### 作業内容
血栓に関する文章から、「本当の危険は、血栓が剥がれて」で始まり「て血流を妨げてしまうのです。」で終わる部分を一字一句変えずに抜き出してください。

### 課題文
本当の危険は、血栓が剥がれて流れ出すことです。静脈は心臓に向かうほど太くなっているため、剥がれた血栓はそのまま血流に乗って心臓(右心房)に達します。右心房に入った血液は右心室に送られ、酸素補給のため肺動脈へと押し出されていきますが、血栓もこの流れに乗っていきます。ところが肺動脈は、次第に枝分かれして細くなっていくため、血栓は必ずどこかで止まって血流を妨げてしまうのです。
血液がある程度流れている状態を「肺塞栓症」、完全に塞がれてしまった状態を「肺梗塞」と呼びます。肺塞栓症の段階では、息切れや目まいなどが生じることはあっても、死亡することはめったにありません。しかし肺梗塞に至ると、呼吸困難に陥り、死亡することも少なくありません。エコノミークラス症候群は、これらを一緒にした呼び名ですが、マスコミなどではかなり肺梗塞に近いイメージで使われています。
問題は、エコノミークラス症候群の原因となる深部静脈血栓症のリスクが、血液型によって異なっていることです。数多くの研究から、「非O型(A型・B型・AB型の総称)は、O型と比べて1.5倍から3倍ほど、リスクが高い」ことが分かっています。

### データ
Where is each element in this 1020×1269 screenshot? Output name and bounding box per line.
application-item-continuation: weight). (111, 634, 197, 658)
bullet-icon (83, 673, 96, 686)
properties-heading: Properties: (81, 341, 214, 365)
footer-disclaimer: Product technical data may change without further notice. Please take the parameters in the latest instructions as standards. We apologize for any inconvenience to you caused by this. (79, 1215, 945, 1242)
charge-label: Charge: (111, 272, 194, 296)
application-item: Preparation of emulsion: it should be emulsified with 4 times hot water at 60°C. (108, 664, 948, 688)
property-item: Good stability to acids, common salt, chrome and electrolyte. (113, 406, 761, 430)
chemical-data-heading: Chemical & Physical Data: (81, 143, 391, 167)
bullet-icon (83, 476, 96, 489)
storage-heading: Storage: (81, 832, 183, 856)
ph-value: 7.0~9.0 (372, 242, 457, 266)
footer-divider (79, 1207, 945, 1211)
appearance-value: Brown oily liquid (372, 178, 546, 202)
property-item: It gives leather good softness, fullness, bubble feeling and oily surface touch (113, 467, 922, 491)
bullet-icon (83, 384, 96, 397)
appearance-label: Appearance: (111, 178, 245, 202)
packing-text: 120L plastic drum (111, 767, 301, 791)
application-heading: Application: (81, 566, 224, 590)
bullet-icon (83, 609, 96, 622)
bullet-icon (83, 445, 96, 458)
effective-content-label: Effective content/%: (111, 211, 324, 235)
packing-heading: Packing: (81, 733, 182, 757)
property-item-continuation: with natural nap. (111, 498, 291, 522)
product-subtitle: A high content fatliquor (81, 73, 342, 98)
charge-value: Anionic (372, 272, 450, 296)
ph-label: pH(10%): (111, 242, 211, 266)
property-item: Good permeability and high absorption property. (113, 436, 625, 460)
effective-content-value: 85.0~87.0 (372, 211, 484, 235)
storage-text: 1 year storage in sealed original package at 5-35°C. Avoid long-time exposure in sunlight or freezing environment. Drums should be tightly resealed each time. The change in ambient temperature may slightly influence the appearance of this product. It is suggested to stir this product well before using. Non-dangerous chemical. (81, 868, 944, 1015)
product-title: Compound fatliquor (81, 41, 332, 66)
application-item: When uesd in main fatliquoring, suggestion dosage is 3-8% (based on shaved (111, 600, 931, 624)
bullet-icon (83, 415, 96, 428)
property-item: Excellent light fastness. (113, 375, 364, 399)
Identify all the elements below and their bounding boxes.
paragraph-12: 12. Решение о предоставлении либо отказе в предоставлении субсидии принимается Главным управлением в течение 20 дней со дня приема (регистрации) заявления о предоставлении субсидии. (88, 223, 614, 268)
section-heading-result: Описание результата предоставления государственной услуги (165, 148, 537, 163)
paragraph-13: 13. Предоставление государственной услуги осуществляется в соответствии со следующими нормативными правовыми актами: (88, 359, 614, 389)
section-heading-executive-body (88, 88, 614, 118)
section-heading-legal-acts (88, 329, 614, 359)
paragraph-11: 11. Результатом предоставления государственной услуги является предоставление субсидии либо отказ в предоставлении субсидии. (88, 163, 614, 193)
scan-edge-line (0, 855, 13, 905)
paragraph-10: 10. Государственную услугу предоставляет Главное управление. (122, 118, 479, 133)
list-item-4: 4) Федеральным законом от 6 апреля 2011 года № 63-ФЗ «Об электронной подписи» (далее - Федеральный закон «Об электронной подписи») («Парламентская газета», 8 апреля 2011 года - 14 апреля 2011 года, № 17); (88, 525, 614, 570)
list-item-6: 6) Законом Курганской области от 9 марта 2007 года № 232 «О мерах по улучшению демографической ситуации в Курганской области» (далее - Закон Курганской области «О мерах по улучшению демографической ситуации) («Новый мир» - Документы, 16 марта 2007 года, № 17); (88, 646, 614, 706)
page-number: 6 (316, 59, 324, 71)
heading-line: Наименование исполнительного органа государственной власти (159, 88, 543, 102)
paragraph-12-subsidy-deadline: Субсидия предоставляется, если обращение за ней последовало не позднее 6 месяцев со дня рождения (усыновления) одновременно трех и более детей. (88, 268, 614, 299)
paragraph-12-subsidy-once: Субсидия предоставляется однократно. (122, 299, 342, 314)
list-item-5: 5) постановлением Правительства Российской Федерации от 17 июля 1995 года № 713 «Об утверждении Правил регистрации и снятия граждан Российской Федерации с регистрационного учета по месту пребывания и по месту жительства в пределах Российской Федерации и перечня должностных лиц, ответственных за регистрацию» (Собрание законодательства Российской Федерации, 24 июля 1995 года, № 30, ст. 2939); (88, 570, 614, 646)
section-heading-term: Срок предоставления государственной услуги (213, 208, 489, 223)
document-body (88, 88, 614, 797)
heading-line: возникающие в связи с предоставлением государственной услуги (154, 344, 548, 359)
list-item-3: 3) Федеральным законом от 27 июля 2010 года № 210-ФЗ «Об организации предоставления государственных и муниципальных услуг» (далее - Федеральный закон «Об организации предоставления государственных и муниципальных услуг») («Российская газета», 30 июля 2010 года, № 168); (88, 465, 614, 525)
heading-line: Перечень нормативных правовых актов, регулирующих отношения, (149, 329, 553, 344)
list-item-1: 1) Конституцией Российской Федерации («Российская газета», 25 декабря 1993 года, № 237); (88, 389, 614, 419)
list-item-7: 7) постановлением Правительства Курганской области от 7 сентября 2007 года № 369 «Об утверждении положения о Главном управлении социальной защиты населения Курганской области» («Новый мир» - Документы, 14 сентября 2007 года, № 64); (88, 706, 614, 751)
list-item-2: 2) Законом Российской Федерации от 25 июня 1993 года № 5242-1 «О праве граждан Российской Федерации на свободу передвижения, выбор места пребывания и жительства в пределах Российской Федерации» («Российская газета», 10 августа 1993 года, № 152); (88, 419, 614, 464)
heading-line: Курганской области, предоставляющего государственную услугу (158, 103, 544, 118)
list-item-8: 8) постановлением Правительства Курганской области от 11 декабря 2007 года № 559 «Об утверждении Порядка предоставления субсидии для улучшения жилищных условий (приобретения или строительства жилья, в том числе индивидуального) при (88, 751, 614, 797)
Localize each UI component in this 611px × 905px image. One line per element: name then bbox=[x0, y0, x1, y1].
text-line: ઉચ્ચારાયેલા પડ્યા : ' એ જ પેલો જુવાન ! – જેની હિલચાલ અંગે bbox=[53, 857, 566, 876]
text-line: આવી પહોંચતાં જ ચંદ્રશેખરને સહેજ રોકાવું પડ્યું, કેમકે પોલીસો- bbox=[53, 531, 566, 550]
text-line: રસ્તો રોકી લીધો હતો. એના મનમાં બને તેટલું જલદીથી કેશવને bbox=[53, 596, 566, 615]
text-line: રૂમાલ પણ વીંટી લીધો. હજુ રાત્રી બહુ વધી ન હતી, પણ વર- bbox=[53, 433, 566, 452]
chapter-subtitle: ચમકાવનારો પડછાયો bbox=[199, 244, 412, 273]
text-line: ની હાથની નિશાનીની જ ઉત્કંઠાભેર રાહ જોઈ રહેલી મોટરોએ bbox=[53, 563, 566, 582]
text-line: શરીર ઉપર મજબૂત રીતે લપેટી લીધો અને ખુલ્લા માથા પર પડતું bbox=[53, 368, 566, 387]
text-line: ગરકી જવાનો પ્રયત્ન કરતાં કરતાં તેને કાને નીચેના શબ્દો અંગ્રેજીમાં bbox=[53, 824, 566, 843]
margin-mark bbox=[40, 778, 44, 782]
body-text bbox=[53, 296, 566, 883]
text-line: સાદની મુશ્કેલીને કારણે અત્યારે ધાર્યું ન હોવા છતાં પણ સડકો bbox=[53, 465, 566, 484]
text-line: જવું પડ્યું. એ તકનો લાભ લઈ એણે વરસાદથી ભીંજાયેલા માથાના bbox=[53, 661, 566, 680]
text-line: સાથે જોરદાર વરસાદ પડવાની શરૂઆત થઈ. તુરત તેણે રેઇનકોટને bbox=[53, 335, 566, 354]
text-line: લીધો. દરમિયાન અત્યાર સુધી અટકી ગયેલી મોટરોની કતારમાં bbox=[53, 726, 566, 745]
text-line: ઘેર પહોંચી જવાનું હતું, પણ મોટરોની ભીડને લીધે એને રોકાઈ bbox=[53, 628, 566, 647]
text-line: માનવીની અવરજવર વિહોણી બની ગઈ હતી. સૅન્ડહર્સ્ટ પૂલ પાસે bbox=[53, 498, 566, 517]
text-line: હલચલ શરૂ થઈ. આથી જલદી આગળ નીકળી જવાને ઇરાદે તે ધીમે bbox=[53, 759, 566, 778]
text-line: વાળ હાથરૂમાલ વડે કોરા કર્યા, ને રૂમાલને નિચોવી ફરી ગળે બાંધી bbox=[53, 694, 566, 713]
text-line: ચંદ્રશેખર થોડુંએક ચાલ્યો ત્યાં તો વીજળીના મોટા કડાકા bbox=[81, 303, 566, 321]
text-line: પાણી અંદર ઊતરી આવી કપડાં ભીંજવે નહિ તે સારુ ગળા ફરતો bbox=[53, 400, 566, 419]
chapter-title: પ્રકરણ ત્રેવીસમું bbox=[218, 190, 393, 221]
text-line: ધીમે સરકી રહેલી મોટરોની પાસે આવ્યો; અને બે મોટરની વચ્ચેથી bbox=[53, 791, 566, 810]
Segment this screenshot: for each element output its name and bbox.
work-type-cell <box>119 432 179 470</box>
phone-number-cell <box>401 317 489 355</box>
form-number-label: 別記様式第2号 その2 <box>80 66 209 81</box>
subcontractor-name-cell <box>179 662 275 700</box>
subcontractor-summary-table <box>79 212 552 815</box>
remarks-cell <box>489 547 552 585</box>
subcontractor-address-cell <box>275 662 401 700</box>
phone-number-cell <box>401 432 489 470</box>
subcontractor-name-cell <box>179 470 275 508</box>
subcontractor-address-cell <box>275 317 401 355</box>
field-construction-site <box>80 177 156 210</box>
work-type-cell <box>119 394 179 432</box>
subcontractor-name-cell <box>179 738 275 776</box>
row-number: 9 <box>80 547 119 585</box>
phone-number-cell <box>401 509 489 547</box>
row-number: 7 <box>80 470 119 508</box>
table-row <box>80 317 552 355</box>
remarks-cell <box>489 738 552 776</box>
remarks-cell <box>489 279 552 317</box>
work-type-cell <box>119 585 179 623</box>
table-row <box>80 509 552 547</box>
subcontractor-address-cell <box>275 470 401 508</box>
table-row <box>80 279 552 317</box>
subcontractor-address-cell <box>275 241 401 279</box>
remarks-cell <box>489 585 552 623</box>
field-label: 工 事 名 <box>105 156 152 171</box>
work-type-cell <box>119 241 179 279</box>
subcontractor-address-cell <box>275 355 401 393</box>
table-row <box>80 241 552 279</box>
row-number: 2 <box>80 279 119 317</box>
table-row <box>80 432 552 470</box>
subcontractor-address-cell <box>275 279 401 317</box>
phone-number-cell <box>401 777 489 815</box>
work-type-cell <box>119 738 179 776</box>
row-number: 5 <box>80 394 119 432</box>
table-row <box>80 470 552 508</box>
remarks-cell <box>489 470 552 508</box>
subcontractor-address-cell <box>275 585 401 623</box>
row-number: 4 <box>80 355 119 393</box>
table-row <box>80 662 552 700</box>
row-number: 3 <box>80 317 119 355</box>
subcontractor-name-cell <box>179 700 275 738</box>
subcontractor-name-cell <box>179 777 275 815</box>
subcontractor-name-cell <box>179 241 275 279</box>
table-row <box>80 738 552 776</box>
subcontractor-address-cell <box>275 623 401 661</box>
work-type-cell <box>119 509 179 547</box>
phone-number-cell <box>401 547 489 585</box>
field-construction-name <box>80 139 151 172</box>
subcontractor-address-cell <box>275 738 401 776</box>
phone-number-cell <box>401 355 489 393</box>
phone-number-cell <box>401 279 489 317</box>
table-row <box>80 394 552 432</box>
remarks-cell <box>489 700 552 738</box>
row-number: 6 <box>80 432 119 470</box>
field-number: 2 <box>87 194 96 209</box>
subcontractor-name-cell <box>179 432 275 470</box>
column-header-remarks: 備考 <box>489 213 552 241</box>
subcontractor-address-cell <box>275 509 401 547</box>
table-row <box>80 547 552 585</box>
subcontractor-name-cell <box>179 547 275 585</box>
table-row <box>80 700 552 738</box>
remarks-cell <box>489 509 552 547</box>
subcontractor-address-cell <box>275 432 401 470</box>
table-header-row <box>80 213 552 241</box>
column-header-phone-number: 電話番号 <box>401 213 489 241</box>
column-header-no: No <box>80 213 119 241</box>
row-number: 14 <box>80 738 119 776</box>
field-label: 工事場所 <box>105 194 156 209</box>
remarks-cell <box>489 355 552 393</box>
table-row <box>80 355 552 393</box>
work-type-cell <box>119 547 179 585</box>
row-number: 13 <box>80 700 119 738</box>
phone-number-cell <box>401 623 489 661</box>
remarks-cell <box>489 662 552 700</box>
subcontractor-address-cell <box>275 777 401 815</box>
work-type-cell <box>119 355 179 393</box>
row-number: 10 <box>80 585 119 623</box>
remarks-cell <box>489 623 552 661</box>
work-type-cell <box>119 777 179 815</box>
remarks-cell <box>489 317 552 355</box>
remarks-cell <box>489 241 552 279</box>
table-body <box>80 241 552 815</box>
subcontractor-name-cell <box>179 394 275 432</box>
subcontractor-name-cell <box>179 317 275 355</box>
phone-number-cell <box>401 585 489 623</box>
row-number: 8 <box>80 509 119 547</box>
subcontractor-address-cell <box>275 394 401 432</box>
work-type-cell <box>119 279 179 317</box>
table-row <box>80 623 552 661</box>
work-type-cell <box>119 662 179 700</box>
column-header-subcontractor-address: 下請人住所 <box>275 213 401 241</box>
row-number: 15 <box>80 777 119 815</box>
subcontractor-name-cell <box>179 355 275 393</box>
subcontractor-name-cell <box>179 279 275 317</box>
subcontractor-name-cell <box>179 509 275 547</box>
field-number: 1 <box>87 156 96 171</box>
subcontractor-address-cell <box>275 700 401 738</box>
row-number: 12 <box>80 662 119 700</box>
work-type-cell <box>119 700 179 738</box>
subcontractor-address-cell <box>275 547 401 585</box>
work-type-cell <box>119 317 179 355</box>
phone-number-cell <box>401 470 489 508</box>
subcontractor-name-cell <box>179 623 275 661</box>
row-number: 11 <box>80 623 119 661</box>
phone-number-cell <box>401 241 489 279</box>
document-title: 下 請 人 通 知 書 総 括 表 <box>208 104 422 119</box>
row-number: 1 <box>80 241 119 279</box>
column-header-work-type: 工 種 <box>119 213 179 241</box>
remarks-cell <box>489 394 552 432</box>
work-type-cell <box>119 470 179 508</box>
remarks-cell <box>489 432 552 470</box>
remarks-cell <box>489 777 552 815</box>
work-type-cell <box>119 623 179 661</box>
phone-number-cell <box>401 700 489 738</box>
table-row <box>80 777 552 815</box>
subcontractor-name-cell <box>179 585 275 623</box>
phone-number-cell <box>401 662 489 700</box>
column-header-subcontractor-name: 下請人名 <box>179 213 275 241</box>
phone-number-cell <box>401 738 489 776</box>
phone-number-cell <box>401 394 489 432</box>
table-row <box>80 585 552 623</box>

### 作業結果
本当の危険は、血栓が剥がれて流れ出すことです。静脈は心臓に向かうほど太くなっているため、剥がれた血栓はそのまま血流に乗って心臓(右心房)に達します。右心房に入った血液は右心室に送られ、酸素補給のため肺動脈へと押し出されていきますが、血栓もこの流れに乗っていきます。ところが肺動脈は、次第に枝分かれして細くなっていくため、血栓は必ずどこかで止まって血流を妨げてしまうのです。